Entries with figure data
- - -
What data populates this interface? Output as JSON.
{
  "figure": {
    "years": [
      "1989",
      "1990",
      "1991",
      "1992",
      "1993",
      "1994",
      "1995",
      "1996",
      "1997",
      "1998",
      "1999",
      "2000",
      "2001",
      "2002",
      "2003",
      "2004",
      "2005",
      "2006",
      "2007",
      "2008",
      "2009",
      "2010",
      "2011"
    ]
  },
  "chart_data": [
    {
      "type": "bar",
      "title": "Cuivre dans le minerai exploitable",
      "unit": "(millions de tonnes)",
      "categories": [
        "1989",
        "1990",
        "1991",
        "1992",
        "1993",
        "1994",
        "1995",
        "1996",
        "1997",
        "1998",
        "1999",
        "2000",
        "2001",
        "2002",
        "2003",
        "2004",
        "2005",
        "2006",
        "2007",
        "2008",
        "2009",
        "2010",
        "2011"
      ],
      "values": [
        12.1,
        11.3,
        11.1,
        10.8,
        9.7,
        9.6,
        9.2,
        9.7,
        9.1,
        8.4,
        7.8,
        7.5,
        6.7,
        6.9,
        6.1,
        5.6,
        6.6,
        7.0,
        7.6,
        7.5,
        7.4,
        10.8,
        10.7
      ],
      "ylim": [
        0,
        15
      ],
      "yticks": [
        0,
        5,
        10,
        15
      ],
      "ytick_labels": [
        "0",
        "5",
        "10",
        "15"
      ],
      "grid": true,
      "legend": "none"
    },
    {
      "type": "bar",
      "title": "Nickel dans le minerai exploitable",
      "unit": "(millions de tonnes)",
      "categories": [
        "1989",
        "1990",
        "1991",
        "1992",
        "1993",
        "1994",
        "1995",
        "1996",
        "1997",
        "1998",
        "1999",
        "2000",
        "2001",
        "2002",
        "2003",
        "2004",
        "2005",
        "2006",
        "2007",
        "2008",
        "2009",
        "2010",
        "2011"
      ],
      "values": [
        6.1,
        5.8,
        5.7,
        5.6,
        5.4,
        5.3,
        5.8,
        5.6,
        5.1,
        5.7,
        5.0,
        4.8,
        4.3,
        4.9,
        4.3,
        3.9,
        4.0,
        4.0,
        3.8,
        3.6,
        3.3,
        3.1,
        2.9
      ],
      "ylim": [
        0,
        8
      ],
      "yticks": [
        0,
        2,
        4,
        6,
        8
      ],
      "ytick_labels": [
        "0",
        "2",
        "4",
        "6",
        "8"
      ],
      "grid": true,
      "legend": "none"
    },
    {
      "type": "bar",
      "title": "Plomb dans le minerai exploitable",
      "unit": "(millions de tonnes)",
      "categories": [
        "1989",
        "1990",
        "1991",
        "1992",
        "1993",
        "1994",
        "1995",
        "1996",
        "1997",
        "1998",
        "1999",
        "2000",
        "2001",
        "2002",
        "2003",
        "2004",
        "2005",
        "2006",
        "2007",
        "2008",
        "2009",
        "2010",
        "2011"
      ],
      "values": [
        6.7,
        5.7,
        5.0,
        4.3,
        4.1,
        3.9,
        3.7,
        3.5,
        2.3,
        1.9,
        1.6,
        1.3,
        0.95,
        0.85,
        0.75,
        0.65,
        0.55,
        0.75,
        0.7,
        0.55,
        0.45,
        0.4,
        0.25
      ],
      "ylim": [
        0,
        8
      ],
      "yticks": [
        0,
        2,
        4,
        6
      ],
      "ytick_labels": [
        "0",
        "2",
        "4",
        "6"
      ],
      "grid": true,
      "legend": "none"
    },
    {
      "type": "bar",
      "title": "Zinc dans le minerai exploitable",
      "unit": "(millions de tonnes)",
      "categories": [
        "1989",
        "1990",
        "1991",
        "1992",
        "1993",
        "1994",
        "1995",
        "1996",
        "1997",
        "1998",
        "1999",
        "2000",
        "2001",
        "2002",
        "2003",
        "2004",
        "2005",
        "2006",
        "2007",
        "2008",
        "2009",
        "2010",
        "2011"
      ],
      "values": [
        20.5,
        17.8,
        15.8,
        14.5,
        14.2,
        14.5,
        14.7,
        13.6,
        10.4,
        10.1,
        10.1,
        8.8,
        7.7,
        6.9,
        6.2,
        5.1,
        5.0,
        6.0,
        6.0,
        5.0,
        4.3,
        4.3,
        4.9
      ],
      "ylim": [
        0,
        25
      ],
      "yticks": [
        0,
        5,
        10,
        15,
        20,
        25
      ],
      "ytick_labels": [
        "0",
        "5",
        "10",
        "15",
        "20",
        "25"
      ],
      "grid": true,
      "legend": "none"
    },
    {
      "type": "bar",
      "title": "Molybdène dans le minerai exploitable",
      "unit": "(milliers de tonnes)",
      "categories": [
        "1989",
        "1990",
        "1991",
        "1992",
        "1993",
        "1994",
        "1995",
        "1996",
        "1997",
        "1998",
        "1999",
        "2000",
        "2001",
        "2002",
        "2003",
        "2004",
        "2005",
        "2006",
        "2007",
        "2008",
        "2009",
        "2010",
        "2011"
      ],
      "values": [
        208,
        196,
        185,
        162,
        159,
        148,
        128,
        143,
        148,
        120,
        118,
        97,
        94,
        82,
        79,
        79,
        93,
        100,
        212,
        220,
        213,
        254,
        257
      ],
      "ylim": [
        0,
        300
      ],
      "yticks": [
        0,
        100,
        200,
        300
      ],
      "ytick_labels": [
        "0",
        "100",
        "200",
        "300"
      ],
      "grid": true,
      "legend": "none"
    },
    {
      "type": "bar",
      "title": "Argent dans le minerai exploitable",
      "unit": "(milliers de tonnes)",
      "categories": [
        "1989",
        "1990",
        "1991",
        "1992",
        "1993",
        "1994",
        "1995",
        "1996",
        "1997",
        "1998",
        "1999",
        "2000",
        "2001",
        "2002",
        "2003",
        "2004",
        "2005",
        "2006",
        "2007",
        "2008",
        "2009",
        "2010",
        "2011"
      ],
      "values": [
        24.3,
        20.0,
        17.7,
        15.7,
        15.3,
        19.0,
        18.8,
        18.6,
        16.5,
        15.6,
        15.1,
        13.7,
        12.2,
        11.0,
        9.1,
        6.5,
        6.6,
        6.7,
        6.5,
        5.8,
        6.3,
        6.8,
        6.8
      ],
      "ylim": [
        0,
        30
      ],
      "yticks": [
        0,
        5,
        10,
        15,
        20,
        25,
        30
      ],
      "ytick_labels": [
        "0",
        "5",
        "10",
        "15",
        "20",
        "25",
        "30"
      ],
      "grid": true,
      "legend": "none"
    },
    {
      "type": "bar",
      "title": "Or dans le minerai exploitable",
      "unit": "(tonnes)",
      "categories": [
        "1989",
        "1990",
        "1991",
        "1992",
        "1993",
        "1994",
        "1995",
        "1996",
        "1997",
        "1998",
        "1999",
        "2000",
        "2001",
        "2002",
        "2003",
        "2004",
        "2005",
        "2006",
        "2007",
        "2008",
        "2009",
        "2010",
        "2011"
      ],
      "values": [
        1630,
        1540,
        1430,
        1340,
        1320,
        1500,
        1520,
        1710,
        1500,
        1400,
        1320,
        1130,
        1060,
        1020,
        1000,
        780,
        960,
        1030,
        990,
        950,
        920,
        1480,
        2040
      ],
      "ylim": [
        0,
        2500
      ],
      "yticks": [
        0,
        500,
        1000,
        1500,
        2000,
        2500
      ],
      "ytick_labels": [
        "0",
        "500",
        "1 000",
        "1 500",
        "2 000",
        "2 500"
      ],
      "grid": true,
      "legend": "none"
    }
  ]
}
- - -
Sift the material for lines with the string "exploitable". Copy each one found.

      "title": "Cuivre dans le minerai exploitable",
      "title": "Nickel dans le minerai exploitable",
      "title": "Plomb dans le minerai exploitable",
      "title": "Zinc dans le minerai exploitable",
      "title": "Molybdène dans le minerai exploitable",
      "title": "Argent dans le minerai exploitable",
      "title": "Or dans le minerai exploitable",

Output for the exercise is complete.